Items from a dataset:
------------------------------------------------------------

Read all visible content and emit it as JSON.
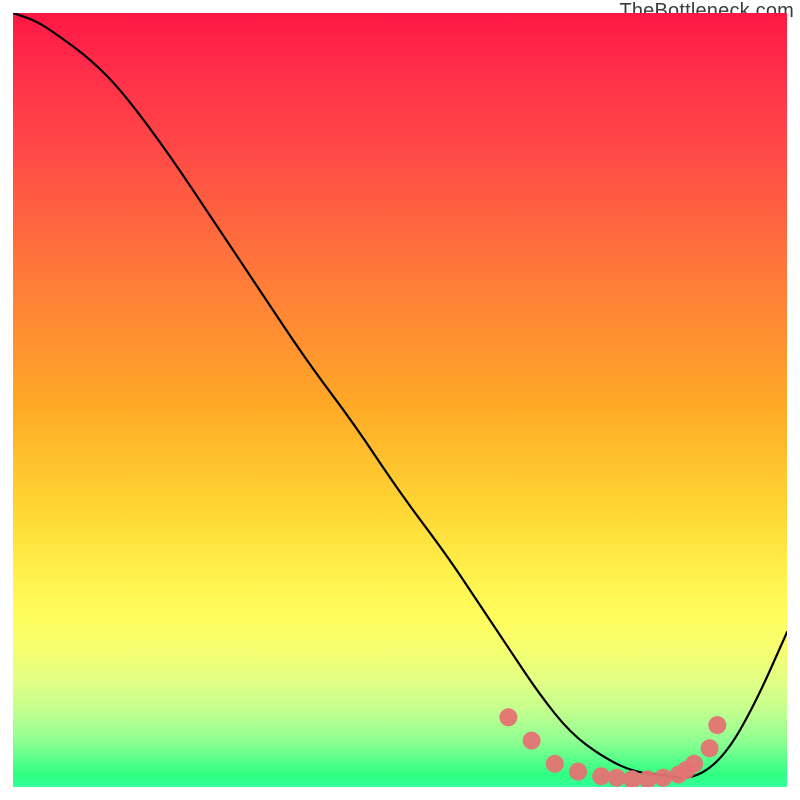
{
  "watermark": "TheBottleneck.com",
  "chart_data": {
    "type": "line",
    "title": "",
    "xlabel": "",
    "ylabel": "",
    "xlim": [
      0,
      100
    ],
    "ylim": [
      0,
      100
    ],
    "grid": false,
    "series": [
      {
        "name": "curve",
        "x": [
          0,
          3,
          6,
          10,
          14,
          20,
          26,
          32,
          38,
          44,
          50,
          56,
          60,
          64,
          68,
          72,
          76,
          80,
          84,
          88,
          92,
          96,
          100
        ],
        "y": [
          100,
          99,
          97,
          94,
          90,
          82,
          73,
          64,
          55,
          47,
          38,
          30,
          24,
          18,
          12,
          7,
          4,
          2,
          1.5,
          1,
          4,
          11,
          20
        ]
      }
    ],
    "markers": {
      "name": "dots",
      "color": "#e57373",
      "x": [
        64,
        67,
        70,
        73,
        76,
        78,
        80,
        82,
        84,
        86,
        87,
        88,
        90,
        91
      ],
      "y": [
        9,
        6,
        3,
        2,
        1.4,
        1.2,
        1.0,
        1.0,
        1.2,
        1.6,
        2.2,
        3.0,
        5.0,
        8.0
      ]
    },
    "background": {
      "type": "vertical-gradient",
      "stops": [
        {
          "offset": 0,
          "color": "#ff1744"
        },
        {
          "offset": 50,
          "color": "#ffa726"
        },
        {
          "offset": 78,
          "color": "#fffd5d"
        },
        {
          "offset": 100,
          "color": "#33ff99"
        }
      ]
    }
  }
}
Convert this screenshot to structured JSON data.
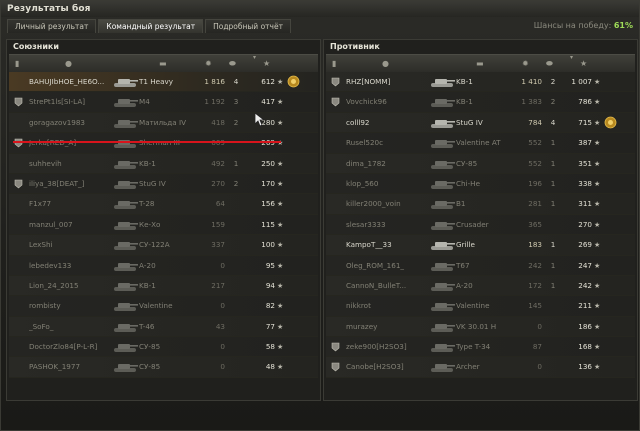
{
  "window": {
    "title": "Результаты боя"
  },
  "tabs": [
    {
      "label": "Личный результат",
      "active": false
    },
    {
      "label": "Командный результат",
      "active": true
    },
    {
      "label": "Подробный отчёт",
      "active": false
    }
  ],
  "win_chance": {
    "label": "Шансы на победу:",
    "value": "61%"
  },
  "colors": {
    "accent_green": "#9fdc58",
    "highlight_line": "#d8141c",
    "player_row": "#4a3a23"
  },
  "allies": {
    "title": "Союзники",
    "header_icons": [
      "platoon-icon",
      "player-icon",
      "tank-icon",
      "damage-icon",
      "kills-icon",
      "xp-star-icon"
    ],
    "rows": [
      {
        "name": "BAHUJIbHOE_HE6O...",
        "tank": "T1 Heavy",
        "damage": "1 816",
        "kills": "4",
        "xp": "612",
        "alive": true,
        "badge": false,
        "medal": true,
        "player": true
      },
      {
        "name": "StrePt1ls[SI-LA]",
        "tank": "M4",
        "damage": "1 192",
        "kills": "3",
        "xp": "417",
        "alive": false,
        "badge": true,
        "medal": false,
        "player": false
      },
      {
        "name": "goragazov1983",
        "tank": "Матильда IV",
        "damage": "418",
        "kills": "2",
        "xp": "280",
        "alive": false,
        "badge": false,
        "medal": false,
        "player": false
      },
      {
        "name": "Jerka[RED_A]",
        "tank": "Sherman III",
        "damage": "609",
        "kills": "",
        "xp": "269",
        "alive": false,
        "badge": true,
        "medal": false,
        "player": false
      },
      {
        "name": "suhhevih",
        "tank": "KB-1",
        "damage": "492",
        "kills": "1",
        "xp": "250",
        "alive": false,
        "badge": false,
        "medal": false,
        "player": false
      },
      {
        "name": "iliya_38[DEAT_]",
        "tank": "StuG IV",
        "damage": "270",
        "kills": "2",
        "xp": "170",
        "alive": false,
        "badge": true,
        "medal": false,
        "player": false
      },
      {
        "name": "F1x77",
        "tank": "T-28",
        "damage": "64",
        "kills": "",
        "xp": "156",
        "alive": false,
        "badge": false,
        "medal": false,
        "player": false
      },
      {
        "name": "manzul_007",
        "tank": "Ке-Хо",
        "damage": "159",
        "kills": "",
        "xp": "115",
        "alive": false,
        "badge": false,
        "medal": false,
        "player": false
      },
      {
        "name": "LexShi",
        "tank": "СУ-122А",
        "damage": "337",
        "kills": "",
        "xp": "100",
        "alive": false,
        "badge": false,
        "medal": false,
        "player": false
      },
      {
        "name": "lebedev133",
        "tank": "А-20",
        "damage": "0",
        "kills": "",
        "xp": "95",
        "alive": false,
        "badge": false,
        "medal": false,
        "player": false
      },
      {
        "name": "Lion_24_2015",
        "tank": "KB-1",
        "damage": "217",
        "kills": "",
        "xp": "94",
        "alive": false,
        "badge": false,
        "medal": false,
        "player": false
      },
      {
        "name": "rombisty",
        "tank": "Valentine",
        "damage": "0",
        "kills": "",
        "xp": "82",
        "alive": false,
        "badge": false,
        "medal": false,
        "player": false
      },
      {
        "name": "_SoFo_",
        "tank": "T-46",
        "damage": "43",
        "kills": "",
        "xp": "77",
        "alive": false,
        "badge": false,
        "medal": false,
        "player": false
      },
      {
        "name": "DoctorZlo84[P-L-R]",
        "tank": "СУ-85",
        "damage": "0",
        "kills": "",
        "xp": "58",
        "alive": false,
        "badge": false,
        "medal": false,
        "player": false
      },
      {
        "name": "PASHOK_1977",
        "tank": "СУ-85",
        "damage": "0",
        "kills": "",
        "xp": "48",
        "alive": false,
        "badge": false,
        "medal": false,
        "player": false
      }
    ]
  },
  "enemies": {
    "title": "Противник",
    "rows": [
      {
        "name": "RHZ[NOMM]",
        "tank": "KB-1",
        "damage": "1 410",
        "kills": "2",
        "xp": "1 007",
        "alive": true,
        "badge": true,
        "medal": false
      },
      {
        "name": "Vovchick96",
        "tank": "KB-1",
        "damage": "1 383",
        "kills": "2",
        "xp": "786",
        "alive": false,
        "badge": true,
        "medal": false
      },
      {
        "name": "colll92",
        "tank": "StuG IV",
        "damage": "784",
        "kills": "4",
        "xp": "715",
        "alive": true,
        "badge": false,
        "medal": true
      },
      {
        "name": "Rusel520c",
        "tank": "Valentine AT",
        "damage": "552",
        "kills": "1",
        "xp": "387",
        "alive": false,
        "badge": false,
        "medal": false
      },
      {
        "name": "dima_1782",
        "tank": "СУ-85",
        "damage": "552",
        "kills": "1",
        "xp": "351",
        "alive": false,
        "badge": false,
        "medal": false
      },
      {
        "name": "klop_560",
        "tank": "Chi-He",
        "damage": "196",
        "kills": "1",
        "xp": "338",
        "alive": false,
        "badge": false,
        "medal": false
      },
      {
        "name": "killer2000_voin",
        "tank": "B1",
        "damage": "281",
        "kills": "1",
        "xp": "311",
        "alive": false,
        "badge": false,
        "medal": false
      },
      {
        "name": "slesar3333",
        "tank": "Crusader",
        "damage": "365",
        "kills": "",
        "xp": "270",
        "alive": false,
        "badge": false,
        "medal": false
      },
      {
        "name": "KampoT__33",
        "tank": "Grille",
        "damage": "183",
        "kills": "1",
        "xp": "269",
        "alive": true,
        "badge": false,
        "medal": false
      },
      {
        "name": "Oleg_ROM_161_",
        "tank": "T67",
        "damage": "242",
        "kills": "1",
        "xp": "247",
        "alive": false,
        "badge": false,
        "medal": false
      },
      {
        "name": "CannoN_BulleT...",
        "tank": "А-20",
        "damage": "172",
        "kills": "1",
        "xp": "242",
        "alive": false,
        "badge": false,
        "medal": false
      },
      {
        "name": "nikkrot",
        "tank": "Valentine",
        "damage": "145",
        "kills": "",
        "xp": "211",
        "alive": false,
        "badge": false,
        "medal": false
      },
      {
        "name": "murazey",
        "tank": "VK 30.01 H",
        "damage": "0",
        "kills": "",
        "xp": "186",
        "alive": false,
        "badge": false,
        "medal": false
      },
      {
        "name": "zeke900[H2SO3]",
        "tank": "Type T-34",
        "damage": "87",
        "kills": "",
        "xp": "168",
        "alive": false,
        "badge": true,
        "medal": false
      },
      {
        "name": "Canobe[H2SO3]",
        "tank": "Archer",
        "damage": "0",
        "kills": "",
        "xp": "136",
        "alive": false,
        "badge": true,
        "medal": false
      }
    ]
  }
}
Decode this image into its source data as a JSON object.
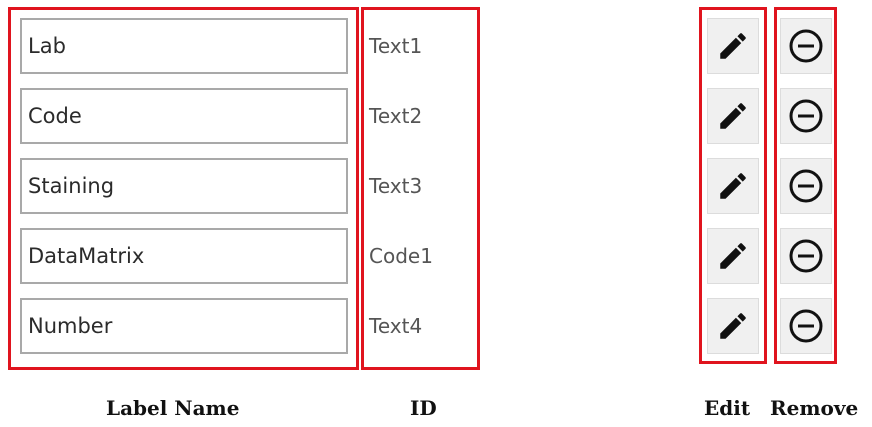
{
  "rows": [
    {
      "label": "Lab",
      "id": "Text1"
    },
    {
      "label": "Code",
      "id": "Text2"
    },
    {
      "label": "Staining",
      "id": "Text3"
    },
    {
      "label": "DataMatrix",
      "id": "Code1"
    },
    {
      "label": "Number",
      "id": "Text4"
    }
  ],
  "captions": {
    "label_name": "Label Name",
    "id": "ID",
    "edit": "Edit",
    "remove": "Remove"
  },
  "icons": {
    "edit": "pencil-icon",
    "remove": "minus-circle-icon"
  },
  "colors": {
    "highlight_border": "#e0141e",
    "field_border": "#a9a9a9",
    "button_bg": "#f0f0f0"
  }
}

------------------------------------------------------------

The request - Leave out the pictures, and extract exactly the lines from the one with "Decode this image" through the end of the records, both ends included.

Full output -
Decode this image into its source data as a JSON object.
{
  "rows": [
    {
      "label": "Lab",
      "id": "Text1"
    },
    {
      "label": "Code",
      "id": "Text2"
    },
    {
      "label": "Staining",
      "id": "Text3"
    },
    {
      "label": "DataMatrix",
      "id": "Code1"
    },
    {
      "label": "Number",
      "id": "Text4"
    }
  ],
  "captions": {
    "label_name": "Label Name",
    "id": "ID",
    "edit": "Edit",
    "remove": "Remove"
  },
  "icons": {
    "edit": "pencil-icon",
    "remove": "minus-circle-icon"
  },
  "colors": {
    "highlight_border": "#e0141e",
    "field_border": "#a9a9a9",
    "button_bg": "#f0f0f0"
  }
}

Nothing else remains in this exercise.